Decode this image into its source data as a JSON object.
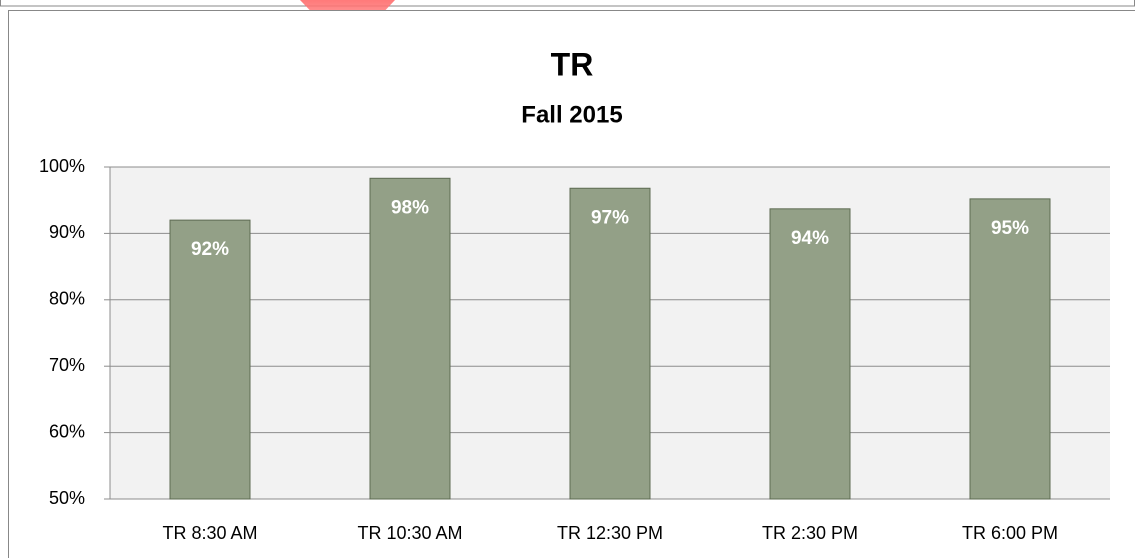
{
  "chart_data": {
    "type": "bar",
    "title": "TR",
    "subtitle": "Fall 2015",
    "categories": [
      "TR 8:30 AM",
      "TR 10:30 AM",
      "TR 12:30 PM",
      "TR 2:30 PM",
      "TR 6:00 PM"
    ],
    "values": [
      92,
      98.3,
      96.8,
      93.7,
      95.2
    ],
    "value_labels": [
      "92%",
      "98%",
      "97%",
      "94%",
      "95%"
    ],
    "color": "#93a087",
    "ylim": [
      50,
      100
    ],
    "yticks": [
      {
        "value": 50,
        "label": "50%"
      },
      {
        "value": 60,
        "label": "60%"
      },
      {
        "value": 70,
        "label": "70%"
      },
      {
        "value": 80,
        "label": "80%"
      },
      {
        "value": 90,
        "label": "90%"
      },
      {
        "value": 100,
        "label": "100%"
      }
    ],
    "grid": true
  }
}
◇ ◇ ◇ ◇ ◇
What is asked: Every entry should be returned exactly as written, minus the pictures.

Expected output:
Decode this image into its source data as a JSON object.
{
  "chart_data": {
    "type": "bar",
    "title": "TR",
    "subtitle": "Fall 2015",
    "categories": [
      "TR 8:30 AM",
      "TR 10:30 AM",
      "TR 12:30 PM",
      "TR 2:30 PM",
      "TR 6:00 PM"
    ],
    "values": [
      92,
      98.3,
      96.8,
      93.7,
      95.2
    ],
    "value_labels": [
      "92%",
      "98%",
      "97%",
      "94%",
      "95%"
    ],
    "color": "#93a087",
    "ylim": [
      50,
      100
    ],
    "yticks": [
      {
        "value": 50,
        "label": "50%"
      },
      {
        "value": 60,
        "label": "60%"
      },
      {
        "value": 70,
        "label": "70%"
      },
      {
        "value": 80,
        "label": "80%"
      },
      {
        "value": 90,
        "label": "90%"
      },
      {
        "value": 100,
        "label": "100%"
      }
    ],
    "grid": true
  }
}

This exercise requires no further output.